>>>

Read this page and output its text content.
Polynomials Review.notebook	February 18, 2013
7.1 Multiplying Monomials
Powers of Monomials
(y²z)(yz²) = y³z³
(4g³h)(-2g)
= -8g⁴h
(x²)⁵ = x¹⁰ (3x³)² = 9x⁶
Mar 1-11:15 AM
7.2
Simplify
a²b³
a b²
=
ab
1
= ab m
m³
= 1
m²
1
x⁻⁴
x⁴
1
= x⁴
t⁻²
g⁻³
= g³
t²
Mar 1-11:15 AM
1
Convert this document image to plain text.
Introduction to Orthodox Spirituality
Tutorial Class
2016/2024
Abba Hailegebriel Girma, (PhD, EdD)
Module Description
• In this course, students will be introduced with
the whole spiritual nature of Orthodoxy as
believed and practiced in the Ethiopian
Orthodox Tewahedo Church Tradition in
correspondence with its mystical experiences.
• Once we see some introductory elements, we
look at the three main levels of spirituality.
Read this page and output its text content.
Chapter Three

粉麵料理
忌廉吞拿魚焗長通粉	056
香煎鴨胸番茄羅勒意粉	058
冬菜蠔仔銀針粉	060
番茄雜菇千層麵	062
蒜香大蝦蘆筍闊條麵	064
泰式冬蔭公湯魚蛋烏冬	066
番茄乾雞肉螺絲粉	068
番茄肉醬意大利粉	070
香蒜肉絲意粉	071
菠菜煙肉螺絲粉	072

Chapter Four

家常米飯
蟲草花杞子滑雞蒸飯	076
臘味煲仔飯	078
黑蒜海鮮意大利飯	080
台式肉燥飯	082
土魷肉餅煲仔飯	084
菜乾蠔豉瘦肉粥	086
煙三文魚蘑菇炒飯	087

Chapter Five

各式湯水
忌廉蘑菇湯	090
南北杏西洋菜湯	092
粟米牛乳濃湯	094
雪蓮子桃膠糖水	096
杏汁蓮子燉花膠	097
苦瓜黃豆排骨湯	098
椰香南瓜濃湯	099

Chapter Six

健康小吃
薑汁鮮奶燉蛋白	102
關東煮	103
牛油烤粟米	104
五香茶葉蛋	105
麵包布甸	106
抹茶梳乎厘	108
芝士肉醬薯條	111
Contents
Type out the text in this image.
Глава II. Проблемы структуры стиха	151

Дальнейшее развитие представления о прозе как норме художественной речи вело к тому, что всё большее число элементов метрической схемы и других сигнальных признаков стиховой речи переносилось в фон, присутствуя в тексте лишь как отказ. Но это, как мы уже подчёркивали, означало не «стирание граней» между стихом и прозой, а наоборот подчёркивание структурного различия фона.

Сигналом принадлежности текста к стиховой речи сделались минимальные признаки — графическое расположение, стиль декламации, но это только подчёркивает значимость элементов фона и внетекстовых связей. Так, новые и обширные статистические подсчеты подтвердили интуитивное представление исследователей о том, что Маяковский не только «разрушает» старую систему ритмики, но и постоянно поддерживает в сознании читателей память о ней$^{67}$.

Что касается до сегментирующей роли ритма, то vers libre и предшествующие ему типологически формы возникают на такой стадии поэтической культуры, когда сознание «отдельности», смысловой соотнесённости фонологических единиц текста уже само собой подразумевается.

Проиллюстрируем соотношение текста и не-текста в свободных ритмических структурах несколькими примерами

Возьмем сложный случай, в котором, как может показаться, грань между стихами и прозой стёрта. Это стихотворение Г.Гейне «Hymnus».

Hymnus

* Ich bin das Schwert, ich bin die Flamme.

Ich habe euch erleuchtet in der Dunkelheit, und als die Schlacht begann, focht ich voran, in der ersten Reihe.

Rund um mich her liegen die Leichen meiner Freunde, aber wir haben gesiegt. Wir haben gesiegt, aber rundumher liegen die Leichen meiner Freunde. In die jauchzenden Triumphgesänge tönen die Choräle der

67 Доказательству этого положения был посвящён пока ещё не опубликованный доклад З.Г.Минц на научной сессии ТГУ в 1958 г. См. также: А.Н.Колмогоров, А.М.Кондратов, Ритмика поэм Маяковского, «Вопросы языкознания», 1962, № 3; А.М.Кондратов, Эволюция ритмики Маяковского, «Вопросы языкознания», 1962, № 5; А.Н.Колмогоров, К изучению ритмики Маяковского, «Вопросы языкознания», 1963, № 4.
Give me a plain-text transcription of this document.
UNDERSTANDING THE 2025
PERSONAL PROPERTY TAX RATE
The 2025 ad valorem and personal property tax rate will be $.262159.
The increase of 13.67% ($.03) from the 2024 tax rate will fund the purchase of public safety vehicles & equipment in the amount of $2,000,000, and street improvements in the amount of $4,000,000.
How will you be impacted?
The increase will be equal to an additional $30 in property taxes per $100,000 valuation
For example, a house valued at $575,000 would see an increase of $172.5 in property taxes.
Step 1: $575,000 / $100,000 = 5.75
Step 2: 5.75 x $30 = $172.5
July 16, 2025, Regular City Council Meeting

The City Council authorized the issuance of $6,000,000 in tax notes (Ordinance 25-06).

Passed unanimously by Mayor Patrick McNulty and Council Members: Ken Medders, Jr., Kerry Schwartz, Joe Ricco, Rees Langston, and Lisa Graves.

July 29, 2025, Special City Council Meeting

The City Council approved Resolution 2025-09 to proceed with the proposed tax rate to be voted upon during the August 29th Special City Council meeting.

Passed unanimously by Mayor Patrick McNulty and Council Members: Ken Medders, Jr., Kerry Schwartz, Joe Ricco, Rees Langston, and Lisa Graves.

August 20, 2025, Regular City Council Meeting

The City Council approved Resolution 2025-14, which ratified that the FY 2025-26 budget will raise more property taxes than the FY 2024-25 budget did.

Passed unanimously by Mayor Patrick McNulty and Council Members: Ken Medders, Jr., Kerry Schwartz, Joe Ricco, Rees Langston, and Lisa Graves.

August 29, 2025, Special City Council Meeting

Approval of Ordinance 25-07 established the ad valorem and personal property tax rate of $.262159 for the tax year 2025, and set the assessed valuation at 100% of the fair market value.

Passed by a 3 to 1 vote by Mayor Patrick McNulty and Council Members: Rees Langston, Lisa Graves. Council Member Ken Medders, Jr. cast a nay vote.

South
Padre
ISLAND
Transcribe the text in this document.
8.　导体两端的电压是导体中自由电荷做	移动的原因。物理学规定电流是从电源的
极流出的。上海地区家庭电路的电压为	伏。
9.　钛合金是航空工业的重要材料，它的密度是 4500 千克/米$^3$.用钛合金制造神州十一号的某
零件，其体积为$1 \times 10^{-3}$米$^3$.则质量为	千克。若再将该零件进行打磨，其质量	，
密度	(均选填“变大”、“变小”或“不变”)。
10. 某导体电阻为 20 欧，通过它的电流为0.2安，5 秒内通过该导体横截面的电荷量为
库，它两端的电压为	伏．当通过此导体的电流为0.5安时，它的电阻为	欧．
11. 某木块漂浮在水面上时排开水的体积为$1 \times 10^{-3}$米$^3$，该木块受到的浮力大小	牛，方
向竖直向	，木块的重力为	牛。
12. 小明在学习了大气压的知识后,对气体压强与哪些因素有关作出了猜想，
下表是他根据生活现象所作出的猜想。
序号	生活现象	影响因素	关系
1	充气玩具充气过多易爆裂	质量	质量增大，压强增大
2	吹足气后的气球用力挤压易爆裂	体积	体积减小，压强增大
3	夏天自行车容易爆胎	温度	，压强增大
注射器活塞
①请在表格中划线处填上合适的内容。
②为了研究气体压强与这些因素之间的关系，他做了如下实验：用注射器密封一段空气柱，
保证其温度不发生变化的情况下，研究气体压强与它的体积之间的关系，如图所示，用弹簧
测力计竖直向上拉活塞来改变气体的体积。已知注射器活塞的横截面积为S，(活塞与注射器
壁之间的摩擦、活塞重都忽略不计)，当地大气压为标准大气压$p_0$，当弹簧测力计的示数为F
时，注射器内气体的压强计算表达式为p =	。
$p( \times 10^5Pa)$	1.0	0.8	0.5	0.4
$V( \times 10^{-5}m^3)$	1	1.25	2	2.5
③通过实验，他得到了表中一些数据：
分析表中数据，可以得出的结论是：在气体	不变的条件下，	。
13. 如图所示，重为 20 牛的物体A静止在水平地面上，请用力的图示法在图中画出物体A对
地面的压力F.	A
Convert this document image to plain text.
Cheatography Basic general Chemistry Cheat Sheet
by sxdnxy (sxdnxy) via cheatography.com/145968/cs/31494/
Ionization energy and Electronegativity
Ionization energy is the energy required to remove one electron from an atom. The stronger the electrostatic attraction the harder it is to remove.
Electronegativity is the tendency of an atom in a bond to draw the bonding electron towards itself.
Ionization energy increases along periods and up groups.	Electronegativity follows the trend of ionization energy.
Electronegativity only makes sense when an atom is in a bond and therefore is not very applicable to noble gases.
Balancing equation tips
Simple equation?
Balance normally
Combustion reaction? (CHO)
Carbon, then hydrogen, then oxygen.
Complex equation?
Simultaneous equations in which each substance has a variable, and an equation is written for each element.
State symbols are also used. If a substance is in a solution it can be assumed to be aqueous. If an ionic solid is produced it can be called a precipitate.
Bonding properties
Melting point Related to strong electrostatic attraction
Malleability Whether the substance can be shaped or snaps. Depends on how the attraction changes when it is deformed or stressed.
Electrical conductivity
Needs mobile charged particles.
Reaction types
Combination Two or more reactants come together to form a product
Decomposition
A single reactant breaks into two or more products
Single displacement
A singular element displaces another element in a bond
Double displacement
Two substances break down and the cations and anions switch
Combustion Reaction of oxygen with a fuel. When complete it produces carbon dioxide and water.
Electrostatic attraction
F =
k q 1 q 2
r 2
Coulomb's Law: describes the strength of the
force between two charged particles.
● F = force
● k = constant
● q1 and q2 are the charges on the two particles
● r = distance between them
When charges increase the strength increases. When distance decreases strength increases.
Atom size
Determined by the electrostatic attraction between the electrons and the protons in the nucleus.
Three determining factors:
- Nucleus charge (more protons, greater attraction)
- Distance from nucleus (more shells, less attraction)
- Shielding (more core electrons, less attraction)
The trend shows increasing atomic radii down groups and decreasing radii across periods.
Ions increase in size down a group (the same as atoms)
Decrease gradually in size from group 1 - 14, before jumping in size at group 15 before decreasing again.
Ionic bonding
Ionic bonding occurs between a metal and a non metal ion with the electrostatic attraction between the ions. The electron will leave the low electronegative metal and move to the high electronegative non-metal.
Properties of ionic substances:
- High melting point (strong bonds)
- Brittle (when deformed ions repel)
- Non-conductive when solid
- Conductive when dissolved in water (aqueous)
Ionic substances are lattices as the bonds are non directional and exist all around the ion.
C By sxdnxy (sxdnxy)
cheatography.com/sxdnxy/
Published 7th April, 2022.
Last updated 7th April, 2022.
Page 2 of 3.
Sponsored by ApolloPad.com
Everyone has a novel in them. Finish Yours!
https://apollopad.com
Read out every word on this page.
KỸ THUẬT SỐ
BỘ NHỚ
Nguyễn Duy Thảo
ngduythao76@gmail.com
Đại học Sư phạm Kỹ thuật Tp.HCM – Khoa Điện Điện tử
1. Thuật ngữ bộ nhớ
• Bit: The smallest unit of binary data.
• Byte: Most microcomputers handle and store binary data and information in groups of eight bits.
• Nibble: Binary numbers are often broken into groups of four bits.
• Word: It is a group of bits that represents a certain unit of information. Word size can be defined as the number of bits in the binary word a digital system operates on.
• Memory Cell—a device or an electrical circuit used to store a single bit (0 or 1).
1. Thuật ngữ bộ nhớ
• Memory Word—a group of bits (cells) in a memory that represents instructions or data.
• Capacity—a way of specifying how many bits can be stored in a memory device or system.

<<<

What this task involves
Which lines hold the word "valuation"? Copy every one of them.

Task solution
The increase will be equal to an additional $30 in property taxes per $100,000 valuation
Approval of Ordinance 25-07 established the ad valorem and personal property tax rate of $.262159 for the tax year 2025, and set the assessed valuation at 100% of the fair market value.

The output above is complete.